WRITTEN PROBLEM: Substitute "Analyst" for "Chemist" everywhere in the listing below, and return it with nothing else changed and the pictures left out.
····················
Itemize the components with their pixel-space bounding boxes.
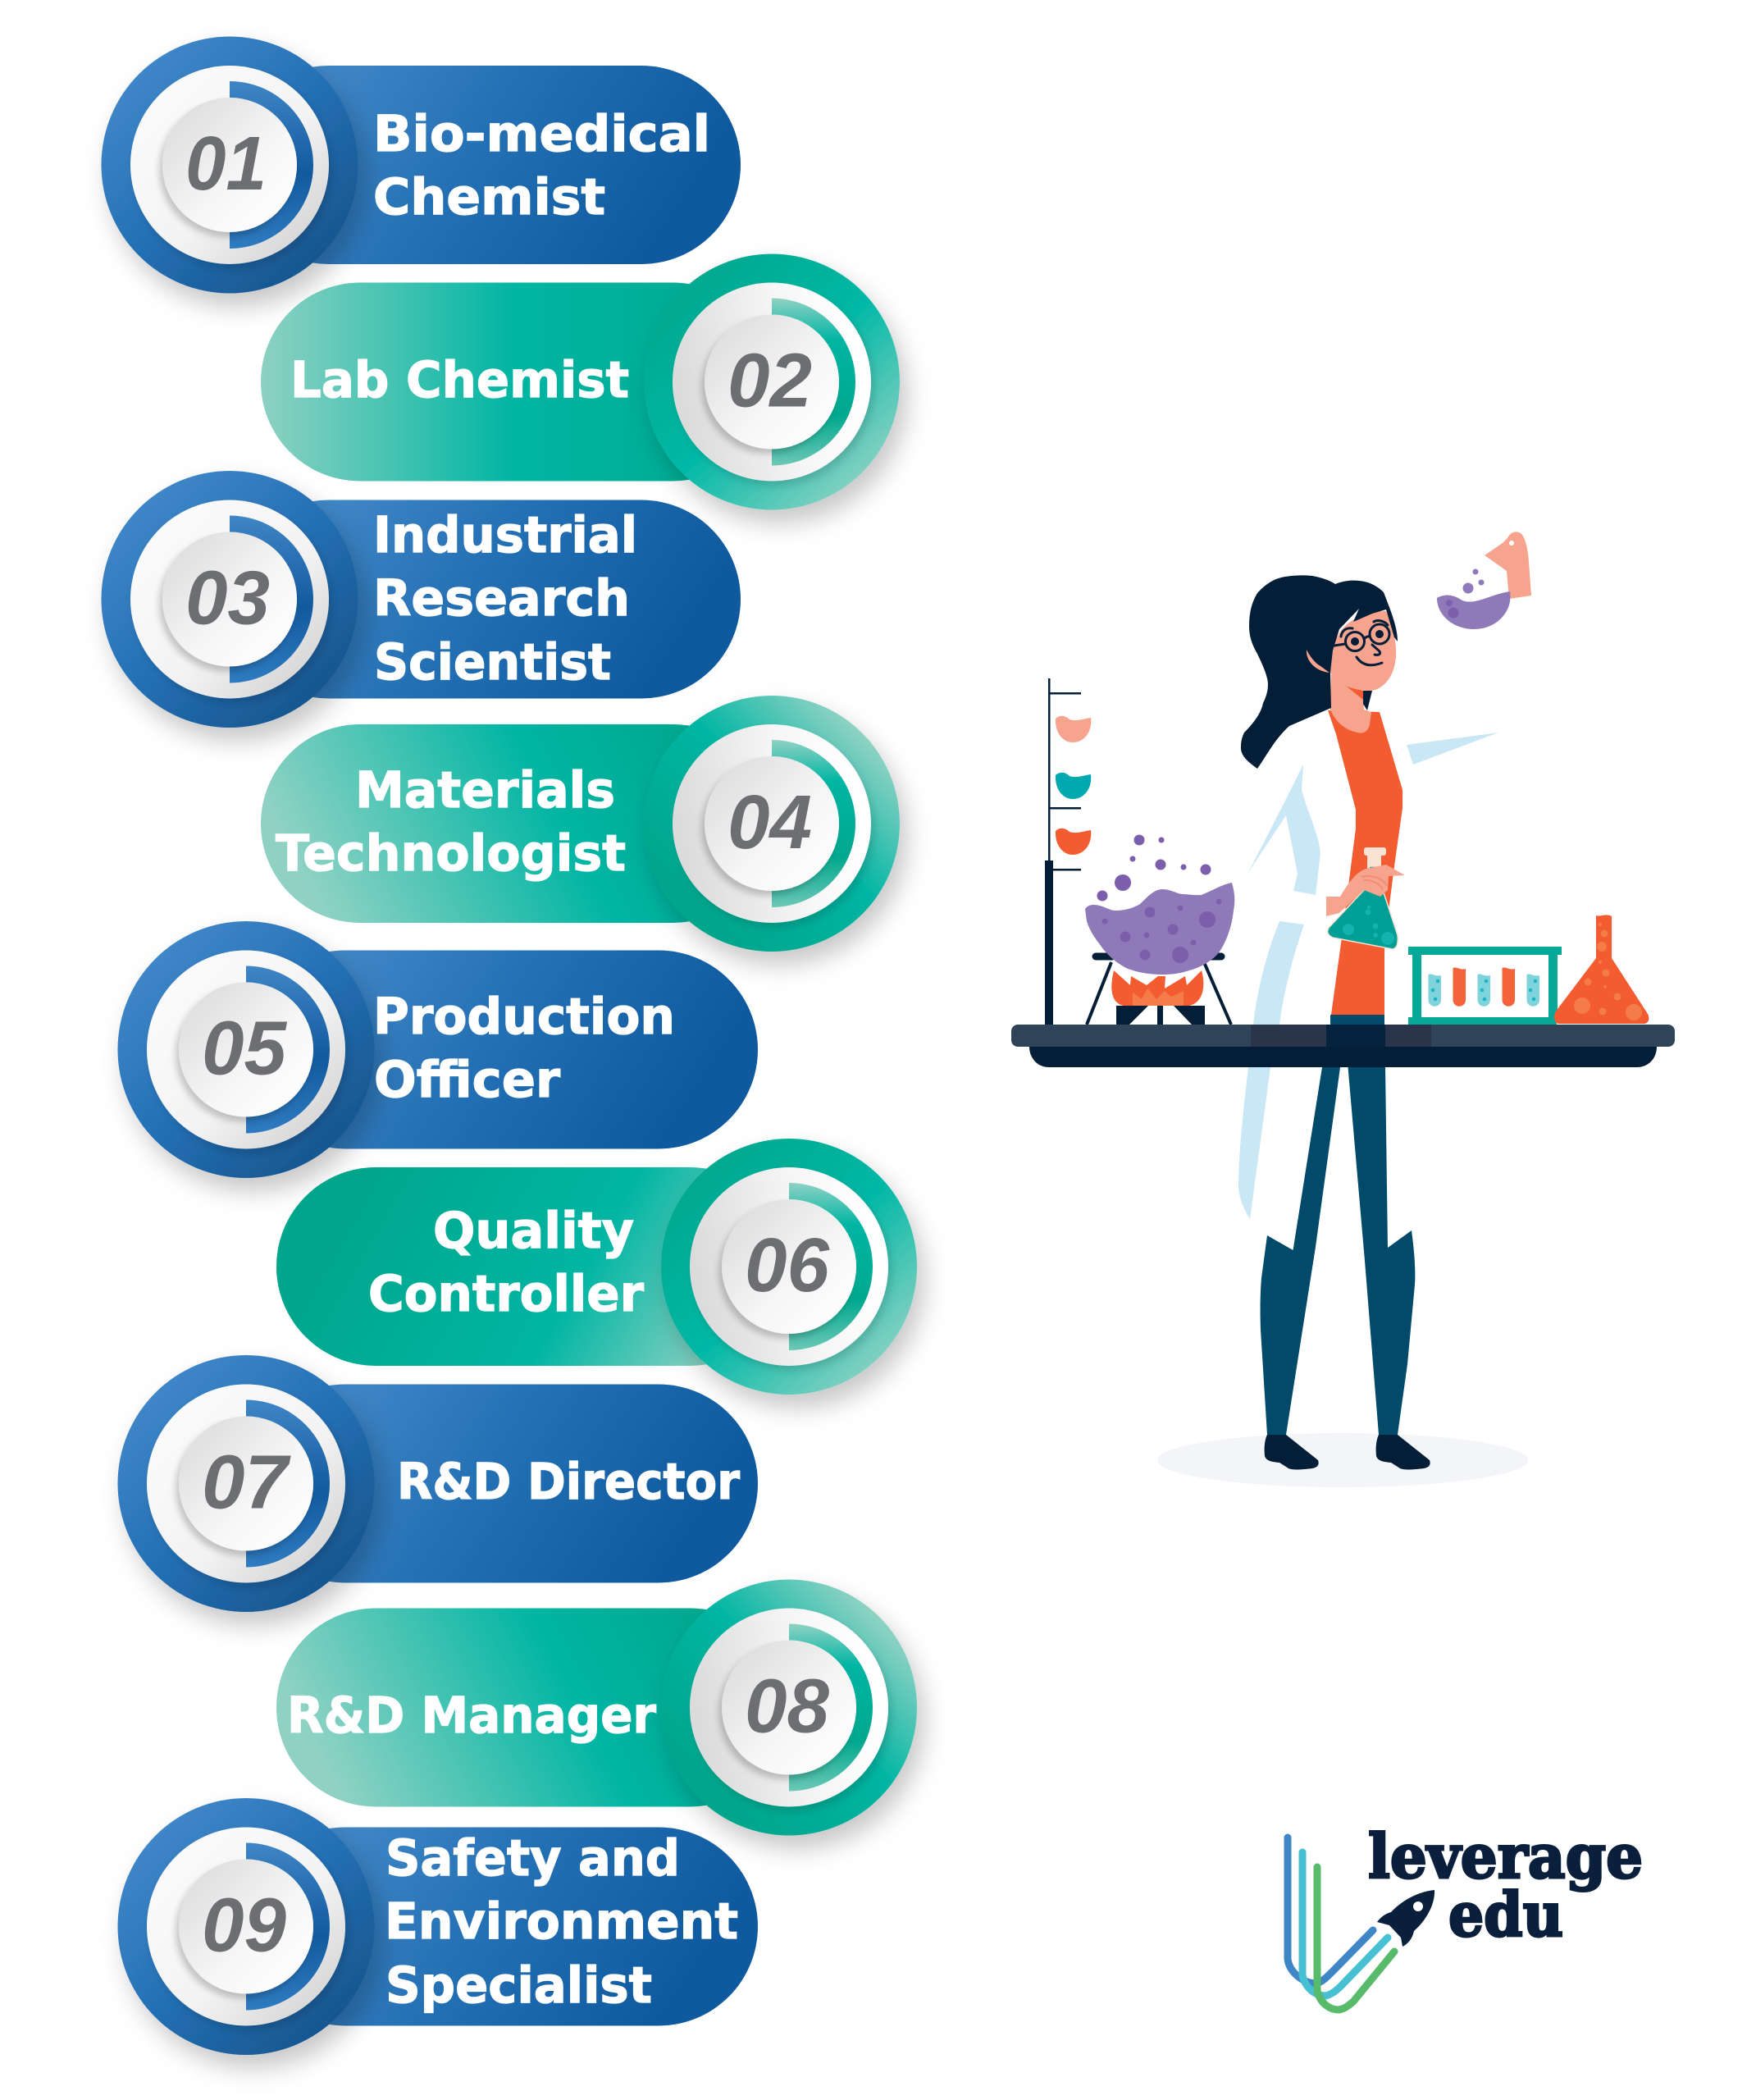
lab table xyxy=(1011,1025,1675,1067)
badge 06: 06 xyxy=(745,1222,830,1308)
pill 06 xyxy=(276,1167,789,1366)
badge 04: 04 xyxy=(727,779,812,865)
badge 08 xyxy=(661,1580,917,1836)
neck xyxy=(1330,674,1371,733)
label 04: Materials xyxy=(355,761,615,819)
badge 01 xyxy=(102,36,358,294)
label 02: Lab Chemist xyxy=(290,351,629,409)
label 09 xyxy=(385,1829,738,2015)
row 08: R&D Manager xyxy=(276,1580,917,1836)
logo: leverage edu xyxy=(1288,1822,1643,2010)
row 06: Quality Controller xyxy=(276,1139,917,1395)
flame xyxy=(1111,970,1203,1006)
label 06 xyxy=(368,1202,644,1323)
row 09: Safety and Environment Specialist xyxy=(118,1798,758,2055)
badge 09: 09 xyxy=(202,1882,286,1967)
shoes xyxy=(1265,1435,1430,1470)
label 01 xyxy=(373,105,710,226)
neck shadow xyxy=(1333,675,1363,700)
coat stripes xyxy=(1238,733,1498,1219)
label 05: Production xyxy=(373,988,675,1046)
label 09: Specialist xyxy=(385,1956,652,2015)
floor shadow xyxy=(1157,1433,1528,1487)
ear xyxy=(1307,650,1330,673)
label 04: Technologist xyxy=(276,824,626,883)
boiling pot xyxy=(1085,835,1234,975)
badge 05 xyxy=(118,921,374,1178)
logo rocket xyxy=(1377,1890,1434,1947)
pill 09 xyxy=(246,1828,758,2026)
hair xyxy=(1241,575,1398,769)
row 01: Bio-medical Chemist xyxy=(102,36,741,294)
label 09: Environment xyxy=(385,1892,738,1951)
pill 08 xyxy=(276,1608,789,1806)
label 08: R&D Manager xyxy=(287,1687,656,1745)
logo wordmark xyxy=(1368,1822,1643,1951)
row 05: Production Officer xyxy=(118,921,758,1178)
burette stand xyxy=(1045,678,1091,1025)
illustration: scientist at lab table xyxy=(1011,532,1675,1487)
badge 09 xyxy=(118,1798,374,2055)
badge 01: 01 xyxy=(185,121,267,206)
logo mark: three stripes xyxy=(1288,1838,1394,2010)
badge 08: 08 xyxy=(745,1664,829,1749)
badge 03: 03 xyxy=(185,555,270,640)
floating flask xyxy=(1437,532,1531,629)
torso xyxy=(1328,710,1403,1015)
test tube rack xyxy=(1408,947,1562,1025)
label 07: R&D Director xyxy=(397,1453,740,1511)
pill 02 xyxy=(261,282,772,481)
row 07: R&D Director xyxy=(118,1355,758,1612)
label 03: Research xyxy=(373,569,630,628)
label 03: Industrial xyxy=(373,506,637,564)
label 01: Chemist xyxy=(373,168,605,226)
badge 03 xyxy=(102,471,358,728)
pill 05 xyxy=(246,950,758,1148)
row 04: Materials Technologist xyxy=(261,696,900,952)
badge 04 xyxy=(644,696,900,952)
held flask and hand xyxy=(1326,847,1405,949)
tripod and burner xyxy=(1087,956,1231,1025)
label 05 xyxy=(373,988,675,1109)
label 06: Controller xyxy=(368,1265,644,1323)
pill 07 xyxy=(246,1385,758,1583)
label 09: Safety and xyxy=(385,1829,680,1888)
face xyxy=(1330,611,1396,691)
glasses and face details xyxy=(1334,621,1389,665)
badge 02 xyxy=(644,254,900,510)
badge 07: 07 xyxy=(202,1439,291,1524)
label 01: Bio-medical xyxy=(373,105,710,163)
orange flask xyxy=(1554,915,1649,1024)
legs xyxy=(1261,1015,1415,1435)
badge 06 xyxy=(661,1139,917,1395)
label 06: Quality xyxy=(433,1202,634,1260)
pill 01 xyxy=(230,66,741,264)
logo wordmark: edu xyxy=(1448,1880,1563,1951)
row 03: Industrial Research Scientist xyxy=(102,471,741,728)
label 04 xyxy=(276,761,626,883)
pill 03 xyxy=(230,500,741,699)
badge 05: 05 xyxy=(202,1006,287,1091)
logo wordmark: leverage xyxy=(1368,1822,1643,1892)
hair strand at neck xyxy=(1363,691,1372,710)
label 03: Scientist xyxy=(374,633,611,692)
label 05: Officer xyxy=(374,1051,560,1109)
label 03 xyxy=(373,506,637,692)
pill 04 xyxy=(261,724,772,923)
badge 02: 02 xyxy=(727,338,812,423)
row 02: Lab Chemist xyxy=(261,254,900,510)
badge 07 xyxy=(118,1355,374,1612)
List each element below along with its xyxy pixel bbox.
····················
ANSWER FOR THIS EXERCISE:
Itemize the components with their pixel-space bounding boxes.
lab table xyxy=(1011,1025,1675,1067)
badge 06: 06 xyxy=(745,1222,830,1308)
pill 06 xyxy=(276,1167,789,1366)
badge 04: 04 xyxy=(727,779,812,865)
badge 08 xyxy=(661,1580,917,1836)
neck xyxy=(1330,674,1371,733)
label 04: Materials xyxy=(355,761,615,819)
badge 01 xyxy=(102,36,358,294)
label 02: Lab Analyst xyxy=(290,351,629,409)
label 09 xyxy=(385,1829,738,2015)
row 08: R&D Manager xyxy=(276,1580,917,1836)
logo: leverage edu xyxy=(1288,1822,1643,2010)
row 06: Quality Controller xyxy=(276,1139,917,1395)
flame xyxy=(1111,970,1203,1006)
label 06 xyxy=(368,1202,644,1323)
row 09: Safety and Environment Specialist xyxy=(118,1798,758,2055)
badge 09: 09 xyxy=(202,1882,286,1967)
shoes xyxy=(1265,1435,1430,1470)
label 01 xyxy=(373,105,710,226)
neck shadow xyxy=(1333,675,1363,700)
coat stripes xyxy=(1238,733,1498,1219)
label 05: Production xyxy=(373,988,675,1046)
label 09: Specialist xyxy=(385,1956,652,2015)
floor shadow xyxy=(1157,1433,1528,1487)
ear xyxy=(1307,650,1330,673)
label 04: Technologist xyxy=(276,824,626,883)
boiling pot xyxy=(1085,835,1234,975)
badge 05 xyxy=(118,921,374,1178)
logo rocket xyxy=(1377,1890,1434,1947)
pill 09 xyxy=(246,1828,758,2026)
hair xyxy=(1241,575,1398,769)
row 01: Bio-medical Analyst xyxy=(102,36,741,294)
label 09: Environment xyxy=(385,1892,738,1951)
pill 08 xyxy=(276,1608,789,1806)
label 08: R&D Manager xyxy=(287,1687,656,1745)
logo wordmark xyxy=(1368,1822,1643,1951)
row 05: Production Officer xyxy=(118,921,758,1178)
burette stand xyxy=(1045,678,1091,1025)
illustration: scientist at lab table xyxy=(1011,532,1675,1487)
badge 09 xyxy=(118,1798,374,2055)
badge 01: 01 xyxy=(185,121,267,206)
logo mark: three stripes xyxy=(1288,1838,1394,2010)
badge 08: 08 xyxy=(745,1664,829,1749)
badge 03: 03 xyxy=(185,555,270,640)
floating flask xyxy=(1437,532,1531,629)
torso xyxy=(1328,710,1403,1015)
test tube rack xyxy=(1408,947,1562,1025)
label 07: R&D Director xyxy=(397,1453,740,1511)
pill 02 xyxy=(261,282,772,481)
row 07: R&D Director xyxy=(118,1355,758,1612)
label 03: Research xyxy=(373,569,630,628)
label 03: Industrial xyxy=(373,506,637,564)
label 01: Analyst xyxy=(373,168,605,226)
badge 03 xyxy=(102,471,358,728)
pill 05 xyxy=(246,950,758,1148)
row 04: Materials Technologist xyxy=(261,696,900,952)
badge 04 xyxy=(644,696,900,952)
held flask and hand xyxy=(1326,847,1405,949)
tripod and burner xyxy=(1087,956,1231,1025)
label 05 xyxy=(373,988,675,1109)
label 06: Controller xyxy=(368,1265,644,1323)
pill 07 xyxy=(246,1385,758,1583)
label 09: Safety and xyxy=(385,1829,680,1888)
face xyxy=(1330,611,1396,691)
glasses and face details xyxy=(1334,621,1389,665)
badge 02 xyxy=(644,254,900,510)
badge 07: 07 xyxy=(202,1439,291,1524)
label 01: Bio-medical xyxy=(373,105,710,163)
orange flask xyxy=(1554,915,1649,1024)
legs xyxy=(1261,1015,1415,1435)
badge 06 xyxy=(661,1139,917,1395)
label 06: Quality xyxy=(433,1202,634,1260)
pill 01 xyxy=(230,66,741,264)
logo wordmark: edu xyxy=(1448,1880,1563,1951)
row 03: Industrial Research Scientist xyxy=(102,471,741,728)
label 04 xyxy=(276,761,626,883)
pill 03 xyxy=(230,500,741,699)
badge 05: 05 xyxy=(202,1006,287,1091)
logo wordmark: leverage xyxy=(1368,1822,1643,1892)
hair strand at neck xyxy=(1363,691,1372,710)
label 03: Scientist xyxy=(374,633,611,692)
label 05: Officer xyxy=(374,1051,560,1109)
label 03 xyxy=(373,506,637,692)
pill 04 xyxy=(261,724,772,923)
badge 02: 02 xyxy=(727,338,812,423)
row 02: Lab Analyst xyxy=(261,254,900,510)
badge 07 xyxy=(118,1355,374,1612)
List each element below along with its xyxy pixel bbox.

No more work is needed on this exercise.